#### WORK TO BE COMPLETED:
Tally the lines containing "Ecological" and report the number alone.

#### RECORDS FOR THE EXERCISE:
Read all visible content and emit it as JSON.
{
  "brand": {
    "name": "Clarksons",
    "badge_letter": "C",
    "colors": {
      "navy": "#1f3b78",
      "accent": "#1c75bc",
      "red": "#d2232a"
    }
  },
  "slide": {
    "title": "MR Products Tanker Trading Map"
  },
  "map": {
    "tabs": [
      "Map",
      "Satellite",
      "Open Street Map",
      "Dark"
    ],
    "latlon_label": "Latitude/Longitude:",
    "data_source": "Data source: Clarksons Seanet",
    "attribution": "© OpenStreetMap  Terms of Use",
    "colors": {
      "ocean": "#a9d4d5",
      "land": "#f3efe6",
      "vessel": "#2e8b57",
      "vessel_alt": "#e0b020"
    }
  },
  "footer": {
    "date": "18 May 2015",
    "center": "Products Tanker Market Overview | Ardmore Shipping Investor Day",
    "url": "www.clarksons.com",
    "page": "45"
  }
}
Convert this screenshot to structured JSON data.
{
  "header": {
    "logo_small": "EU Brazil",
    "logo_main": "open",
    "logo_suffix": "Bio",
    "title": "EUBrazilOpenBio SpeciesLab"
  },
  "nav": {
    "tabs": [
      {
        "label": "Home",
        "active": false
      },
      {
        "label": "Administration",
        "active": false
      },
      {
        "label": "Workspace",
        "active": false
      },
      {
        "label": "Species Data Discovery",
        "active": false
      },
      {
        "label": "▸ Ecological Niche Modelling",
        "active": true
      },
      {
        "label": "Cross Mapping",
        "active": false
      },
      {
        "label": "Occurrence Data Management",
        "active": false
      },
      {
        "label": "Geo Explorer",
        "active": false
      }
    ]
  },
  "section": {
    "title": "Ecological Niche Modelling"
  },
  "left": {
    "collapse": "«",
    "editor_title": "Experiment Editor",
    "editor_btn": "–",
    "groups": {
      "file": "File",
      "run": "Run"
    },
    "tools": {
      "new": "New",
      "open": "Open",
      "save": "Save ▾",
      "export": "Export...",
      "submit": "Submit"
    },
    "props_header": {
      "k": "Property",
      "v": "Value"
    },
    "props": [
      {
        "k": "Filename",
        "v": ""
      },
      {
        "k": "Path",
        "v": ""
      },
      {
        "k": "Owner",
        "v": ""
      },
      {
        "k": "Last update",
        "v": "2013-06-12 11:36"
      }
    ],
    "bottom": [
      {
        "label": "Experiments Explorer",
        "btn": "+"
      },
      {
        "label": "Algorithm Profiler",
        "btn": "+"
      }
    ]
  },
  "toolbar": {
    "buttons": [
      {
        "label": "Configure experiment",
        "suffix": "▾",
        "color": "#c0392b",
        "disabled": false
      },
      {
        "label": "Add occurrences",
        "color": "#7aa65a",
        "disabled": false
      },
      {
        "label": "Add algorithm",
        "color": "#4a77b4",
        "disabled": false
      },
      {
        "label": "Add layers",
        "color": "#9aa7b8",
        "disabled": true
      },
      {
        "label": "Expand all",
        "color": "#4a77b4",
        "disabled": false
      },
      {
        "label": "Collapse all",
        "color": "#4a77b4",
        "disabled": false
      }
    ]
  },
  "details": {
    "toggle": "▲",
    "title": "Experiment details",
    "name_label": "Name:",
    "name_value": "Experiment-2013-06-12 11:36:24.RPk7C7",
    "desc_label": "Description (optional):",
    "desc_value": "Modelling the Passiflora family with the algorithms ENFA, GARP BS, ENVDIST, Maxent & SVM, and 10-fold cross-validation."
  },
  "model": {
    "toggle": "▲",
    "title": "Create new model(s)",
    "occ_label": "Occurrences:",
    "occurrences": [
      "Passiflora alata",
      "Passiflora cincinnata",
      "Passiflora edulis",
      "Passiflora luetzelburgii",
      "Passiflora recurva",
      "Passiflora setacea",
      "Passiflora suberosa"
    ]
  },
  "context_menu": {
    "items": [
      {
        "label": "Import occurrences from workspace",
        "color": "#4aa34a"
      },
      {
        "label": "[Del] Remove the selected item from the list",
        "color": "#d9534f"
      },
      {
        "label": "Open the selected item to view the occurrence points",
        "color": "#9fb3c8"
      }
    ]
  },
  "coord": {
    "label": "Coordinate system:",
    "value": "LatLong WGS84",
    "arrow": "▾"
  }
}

#### EXPECTED ANSWER:
2